• **Data records**:

————

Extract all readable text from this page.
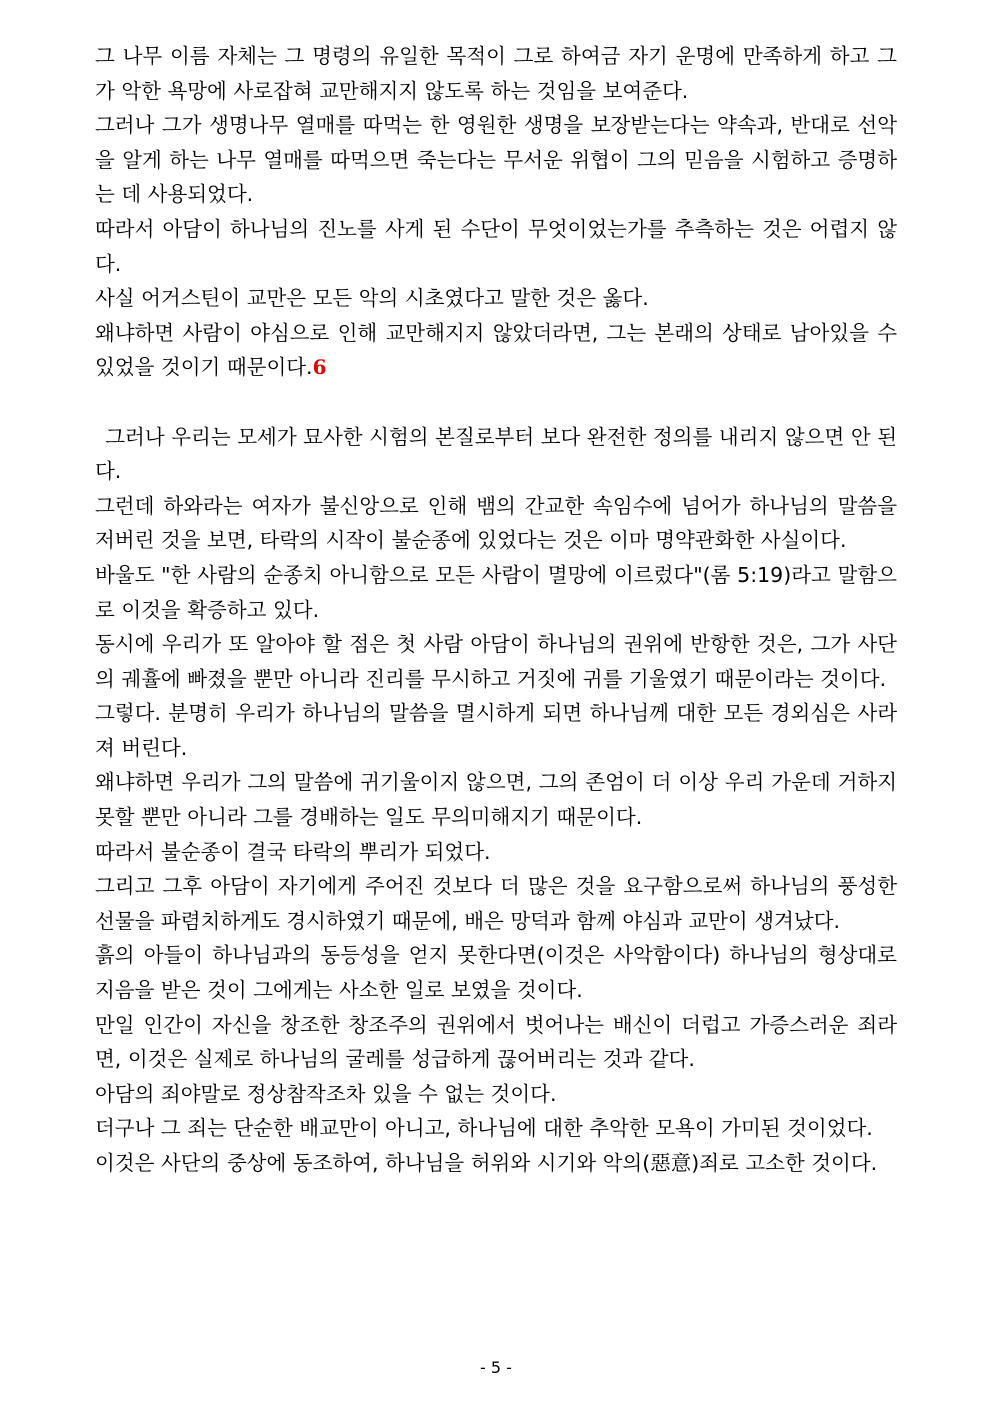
그 나무 이름 자체는 그 명령의 유일한 목적이 그로 하여금 자기 운명에 만족하게 하고 그가 악한 욕망에 사로잡혀 교만해지지 않도록 하는 것임을 보여준다.

그러나 그가 생명나무 열매를 따먹는 한 영원한 생명을 보장받는다는 약속과, 반대로 선악을 알게 하는 나무 열매를 따먹으면 죽는다는 무서운 위협이 그의 믿음을 시험하고 증명하는 데 사용되었다.

따라서 아담이 하나님의 진노를 사게 된 수단이 무엇이었는가를 추측하는 것은 어렵지 않다.

사실 어거스틴이 교만은 모든 악의 시초였다고 말한 것은 옳다.

왜냐하면 사람이 야심으로 인해 교만해지지 않았더라면, 그는 본래의 상태로 남아있을 수 있었을 것이기 때문이다.6

그러나 우리는 모세가 묘사한 시험의 본질로부터 보다 완전한 정의를 내리지 않으면 안 된다.

그런데 하와라는 여자가 불신앙으로 인해 뱀의 간교한 속임수에 넘어가 하나님의 말씀을 저버린 것을 보면, 타락의 시작이 불순종에 있었다는 것은 이마 명약관화한 사실이다.

바울도 "한 사람의 순종치 아니함으로 모든 사람이 멸망에 이르렀다"(롬 5:19)라고 말함으로 이것을 확증하고 있다.

동시에 우리가 또 알아야 할 점은 첫 사람 아담이 하나님의 권위에 반항한 것은, 그가 사단의 궤휼에 빠졌을 뿐만 아니라 진리를 무시하고 거짓에 귀를 기울였기 때문이라는 것이다.

그렇다. 분명히 우리가 하나님의 말씀을 멸시하게 되면 하나님께 대한 모든 경외심은 사라져 버린다.

왜냐하면 우리가 그의 말씀에 귀기울이지 않으면, 그의 존엄이 더 이상 우리 가운데 거하지 못할 뿐만 아니라 그를 경배하는 일도 무의미해지기 때문이다.

따라서 불순종이 결국 타락의 뿌리가 되었다.

그리고 그후 아담이 자기에게 주어진 것보다 더 많은 것을 요구함으로써 하나님의 풍성한 선물을 파렴치하게도 경시하였기 때문에, 배은 망덕과 함께 야심과 교만이 생겨났다.

흙의 아들이 하나님과의 동등성을 얻지 못한다면(이것은 사악함이다) 하나님의 형상대로 지음을 받은 것이 그에게는 사소한 일로 보였을 것이다.

만일 인간이 자신을 창조한 창조주의 권위에서 벗어나는 배신이 더럽고 가증스러운 죄라면, 이것은 실제로 하나님의 굴레를 성급하게 끊어버리는 것과 같다.

아담의 죄야말로 정상참작조차 있을 수 없는 것이다.

더구나 그 죄는 단순한 배교만이 아니고, 하나님에 대한 추악한 모욕이 가미된 것이었다.

이것은 사단의 중상에 동조하여, 하나님을 허위와 시기와 악의(惡意)죄로 고소한 것이다.

- 5 -
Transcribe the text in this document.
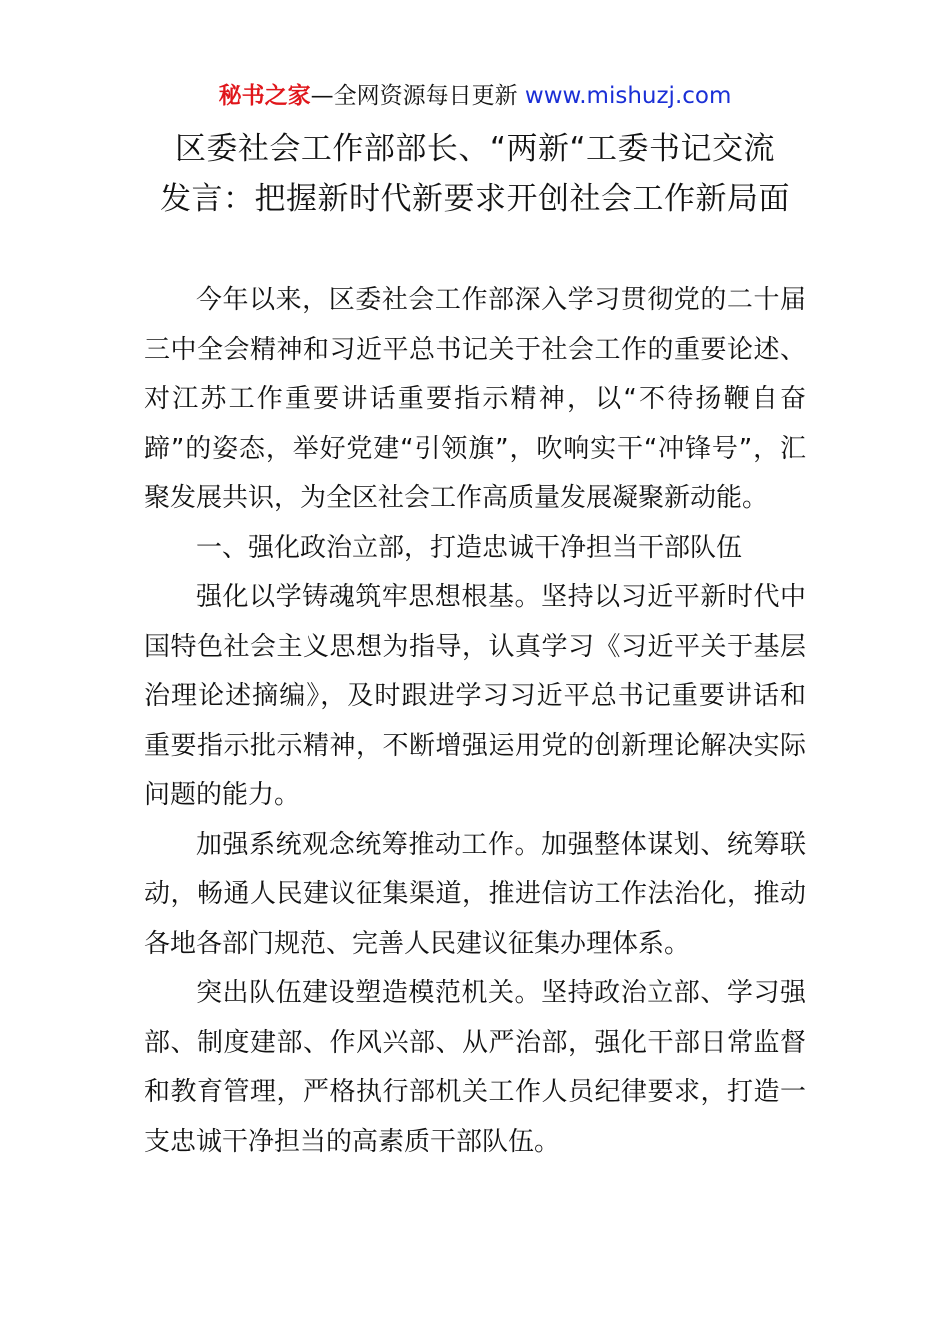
秘书之家—全网资源每日更新 www.mishuzj.com
区委社会工作部部长、“两新“工委书记交流
发言：把握新时代新要求开创社会工作新局面

今年以来，区委社会工作部深入学习贯彻党的二十届三中全会精神和习近平总书记关于社会工作的重要论述、对江苏工作重要讲话重要指示精神，以“不待扬鞭自奋蹄”的姿态，举好党建“引领旗”，吹响实干“冲锋号”，汇聚发展共识，为全区社会工作高质量发展凝聚新动能。

一、强化政治立部，打造忠诚干净担当干部队伍

强化以学铸魂筑牢思想根基。坚持以习近平新时代中国特色社会主义思想为指导，认真学习《习近平关于基层治理论述摘编》，及时跟进学习习近平总书记重要讲话和重要指示批示精神，不断增强运用党的创新理论解决实际问题的能力。

加强系统观念统筹推动工作。加强整体谋划、统筹联动，畅通人民建议征集渠道，推进信访工作法治化，推动各地各部门规范、完善人民建议征集办理体系。

突出队伍建设塑造模范机关。坚持政治立部、学习强部、制度建部、作风兴部、从严治部，强化干部日常监督和教育管理，严格执行部机关工作人员纪律要求，打造一支忠诚干净担当的高素质干部队伍。
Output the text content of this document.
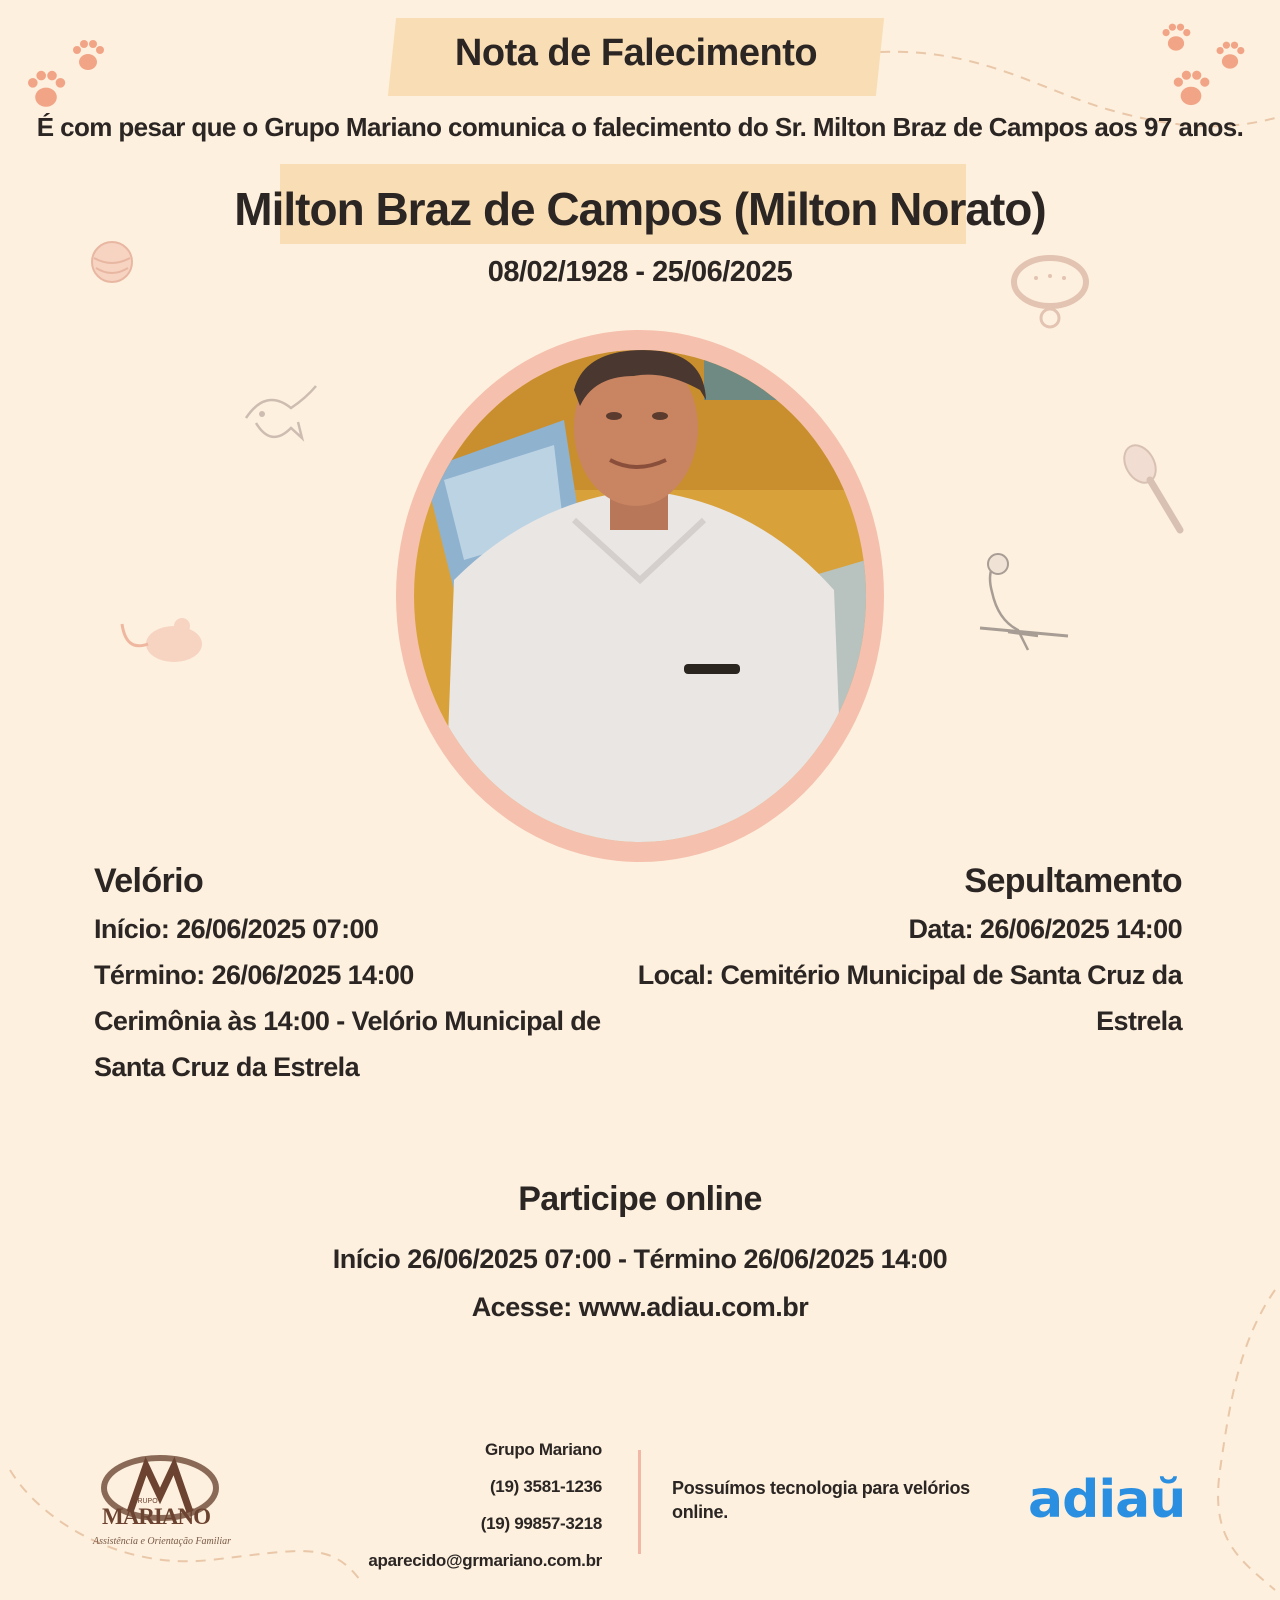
Nota de Falecimento
É com pesar que o Grupo Mariano comunica o falecimento do Sr. Milton Braz de Campos aos 97 anos.
Milton Braz de Campos (Milton Norato)
08/02/1928 - 25/06/2025
Velório
Início: 26/06/2025 07:00
Término: 26/06/2025 14:00
Cerimônia às 14:00 - Velório Municipal de
Santa Cruz da Estrela
Sepultamento
Data: 26/06/2025 14:00
Local: Cemitério Municipal de Santa Cruz da
Estrela
Participe online
Início 26/06/2025 07:00 - Término 26/06/2025 14:00
Acesse: www.adiau.com.br
GRUPO
MARIANO
Assistência e Orientação Familiar
Grupo Mariano
(19) 3581-1236
(19) 99857-3218
aparecido@grmariano.com.br
Possuímos tecnologia para velórios online.	adiaŭ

————

• **Aim**: Without the pictures, transcribe the listing above exactly.

• **Solution below**:
Extract all readable text from this page.
그 나무 이름 자체는 그 명령의 유일한 목적이 그로 하여금 자기 운명에 만족하게 하고 그가 악한 욕망에 사로잡혀 교만해지지 않도록 하는 것임을 보여준다.

그러나 그가 생명나무 열매를 따먹는 한 영원한 생명을 보장받는다는 약속과, 반대로 선악을 알게 하는 나무 열매를 따먹으면 죽는다는 무서운 위협이 그의 믿음을 시험하고 증명하는 데 사용되었다.

따라서 아담이 하나님의 진노를 사게 된 수단이 무엇이었는가를 추측하는 것은 어렵지 않다.

사실 어거스틴이 교만은 모든 악의 시초였다고 말한 것은 옳다.

왜냐하면 사람이 야심으로 인해 교만해지지 않았더라면, 그는 본래의 상태로 남아있을 수 있었을 것이기 때문이다.6

그러나 우리는 모세가 묘사한 시험의 본질로부터 보다 완전한 정의를 내리지 않으면 안 된다.

그런데 하와라는 여자가 불신앙으로 인해 뱀의 간교한 속임수에 넘어가 하나님의 말씀을 저버린 것을 보면, 타락의 시작이 불순종에 있었다는 것은 이마 명약관화한 사실이다.

바울도 "한 사람의 순종치 아니함으로 모든 사람이 멸망에 이르렀다"(롬 5:19)라고 말함으로 이것을 확증하고 있다.

동시에 우리가 또 알아야 할 점은 첫 사람 아담이 하나님의 권위에 반항한 것은, 그가 사단의 궤휼에 빠졌을 뿐만 아니라 진리를 무시하고 거짓에 귀를 기울였기 때문이라는 것이다.

그렇다. 분명히 우리가 하나님의 말씀을 멸시하게 되면 하나님께 대한 모든 경외심은 사라져 버린다.

왜냐하면 우리가 그의 말씀에 귀기울이지 않으면, 그의 존엄이 더 이상 우리 가운데 거하지 못할 뿐만 아니라 그를 경배하는 일도 무의미해지기 때문이다.

따라서 불순종이 결국 타락의 뿌리가 되었다.

그리고 그후 아담이 자기에게 주어진 것보다 더 많은 것을 요구함으로써 하나님의 풍성한 선물을 파렴치하게도 경시하였기 때문에, 배은 망덕과 함께 야심과 교만이 생겨났다.

흙의 아들이 하나님과의 동등성을 얻지 못한다면(이것은 사악함이다) 하나님의 형상대로 지음을 받은 것이 그에게는 사소한 일로 보였을 것이다.

만일 인간이 자신을 창조한 창조주의 권위에서 벗어나는 배신이 더럽고 가증스러운 죄라면, 이것은 실제로 하나님의 굴레를 성급하게 끊어버리는 것과 같다.

아담의 죄야말로 정상참작조차 있을 수 없는 것이다.

더구나 그 죄는 단순한 배교만이 아니고, 하나님에 대한 추악한 모욕이 가미된 것이었다.

이것은 사단의 중상에 동조하여, 하나님을 허위와 시기와 악의(惡意)죄로 고소한 것이다.

- 5 -
Transcribe the text in this document.
秘书之家—全网资源每日更新 www.mishuzj.com
区委社会工作部部长、“两新“工委书记交流
发言：把握新时代新要求开创社会工作新局面

今年以来，区委社会工作部深入学习贯彻党的二十届三中全会精神和习近平总书记关于社会工作的重要论述、对江苏工作重要讲话重要指示精神，以“不待扬鞭自奋蹄”的姿态，举好党建“引领旗”，吹响实干“冲锋号”，汇聚发展共识，为全区社会工作高质量发展凝聚新动能。

一、强化政治立部，打造忠诚干净担当干部队伍

强化以学铸魂筑牢思想根基。坚持以习近平新时代中国特色社会主义思想为指导，认真学习《习近平关于基层治理论述摘编》，及时跟进学习习近平总书记重要讲话和重要指示批示精神，不断增强运用党的创新理论解决实际问题的能力。

加强系统观念统筹推动工作。加强整体谋划、统筹联动，畅通人民建议征集渠道，推进信访工作法治化，推动各地各部门规范、完善人民建议征集办理体系。

突出队伍建设塑造模范机关。坚持政治立部、学习强部、制度建部、作风兴部、从严治部，强化干部日常监督和教育管理，严格执行部机关工作人员纪律要求，打造一支忠诚干净担当的高素质干部队伍。
Output the text content of this document.
Nota de Falecimento
É com pesar que o Grupo Mariano comunica o falecimento do Sr. Milton Braz de Campos aos 97 anos.
Milton Braz de Campos (Milton Norato)
08/02/1928 - 25/06/2025
Velório
Início: 26/06/2025 07:00
Término: 26/06/2025 14:00
Cerimônia às 14:00 - Velório Municipal de
Santa Cruz da Estrela
Sepultamento
Data: 26/06/2025 14:00
Local: Cemitério Municipal de Santa Cruz da
Estrela
Participe online
Início 26/06/2025 07:00 - Término 26/06/2025 14:00
Acesse: www.adiau.com.br
GRUPO
MARIANO
Assistência e Orientação Familiar
Grupo Mariano
(19) 3581-1236
(19) 99857-3218
aparecido@grmariano.com.br
Possuímos tecnologia para velórios online.	adiaŭ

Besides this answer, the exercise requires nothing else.